• [GOAL] Search the data below for the word "Bank" and copy each line that holds it.

• [EXERCISE INPUT]
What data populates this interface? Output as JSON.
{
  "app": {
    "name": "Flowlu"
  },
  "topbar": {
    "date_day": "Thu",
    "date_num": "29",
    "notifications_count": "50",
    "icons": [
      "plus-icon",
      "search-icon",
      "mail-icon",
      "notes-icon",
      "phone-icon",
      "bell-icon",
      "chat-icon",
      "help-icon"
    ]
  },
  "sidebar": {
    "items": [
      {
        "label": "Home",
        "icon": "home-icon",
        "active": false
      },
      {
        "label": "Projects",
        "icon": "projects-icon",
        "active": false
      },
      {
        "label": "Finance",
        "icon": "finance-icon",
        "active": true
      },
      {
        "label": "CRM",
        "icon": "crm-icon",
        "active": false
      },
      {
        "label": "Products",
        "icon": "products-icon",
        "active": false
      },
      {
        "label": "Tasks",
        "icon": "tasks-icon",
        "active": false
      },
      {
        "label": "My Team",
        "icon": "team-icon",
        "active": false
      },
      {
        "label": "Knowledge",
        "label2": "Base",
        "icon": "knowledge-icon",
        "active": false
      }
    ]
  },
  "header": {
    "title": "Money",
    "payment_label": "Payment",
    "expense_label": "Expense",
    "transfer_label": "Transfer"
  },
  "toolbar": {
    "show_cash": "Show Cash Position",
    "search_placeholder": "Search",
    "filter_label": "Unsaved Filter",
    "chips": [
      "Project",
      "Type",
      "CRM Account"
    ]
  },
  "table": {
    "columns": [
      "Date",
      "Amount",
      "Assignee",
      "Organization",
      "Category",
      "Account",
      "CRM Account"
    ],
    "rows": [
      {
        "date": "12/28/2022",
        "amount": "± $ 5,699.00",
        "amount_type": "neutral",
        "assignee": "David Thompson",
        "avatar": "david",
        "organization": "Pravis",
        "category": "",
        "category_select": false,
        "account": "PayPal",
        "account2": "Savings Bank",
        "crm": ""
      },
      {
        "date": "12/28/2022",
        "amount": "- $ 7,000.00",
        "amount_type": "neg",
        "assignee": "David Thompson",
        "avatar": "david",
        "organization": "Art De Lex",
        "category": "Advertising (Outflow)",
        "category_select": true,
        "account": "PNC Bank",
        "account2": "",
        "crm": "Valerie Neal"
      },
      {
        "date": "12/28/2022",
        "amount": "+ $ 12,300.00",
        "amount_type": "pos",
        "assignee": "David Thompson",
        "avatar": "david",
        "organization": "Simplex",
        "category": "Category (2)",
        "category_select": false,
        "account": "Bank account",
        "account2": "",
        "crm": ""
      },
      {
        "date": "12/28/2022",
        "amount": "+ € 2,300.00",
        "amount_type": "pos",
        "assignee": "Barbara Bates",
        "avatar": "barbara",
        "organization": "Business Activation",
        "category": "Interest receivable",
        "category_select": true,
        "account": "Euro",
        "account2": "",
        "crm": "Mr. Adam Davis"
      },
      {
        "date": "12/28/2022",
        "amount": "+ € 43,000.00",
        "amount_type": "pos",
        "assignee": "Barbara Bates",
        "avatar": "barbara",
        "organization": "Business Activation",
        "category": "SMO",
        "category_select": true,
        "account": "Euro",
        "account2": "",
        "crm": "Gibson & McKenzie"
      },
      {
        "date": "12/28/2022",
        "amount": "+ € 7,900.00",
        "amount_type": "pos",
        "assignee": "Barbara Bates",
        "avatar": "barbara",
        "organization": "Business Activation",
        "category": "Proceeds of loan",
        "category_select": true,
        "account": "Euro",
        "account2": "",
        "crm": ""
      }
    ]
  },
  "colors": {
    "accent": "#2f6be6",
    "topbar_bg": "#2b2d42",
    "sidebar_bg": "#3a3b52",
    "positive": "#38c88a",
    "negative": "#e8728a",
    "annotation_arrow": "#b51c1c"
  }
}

• [THE RESPONSE]
        "account2": "Savings Bank",
        "account": "PNC Bank",
        "account": "Bank account",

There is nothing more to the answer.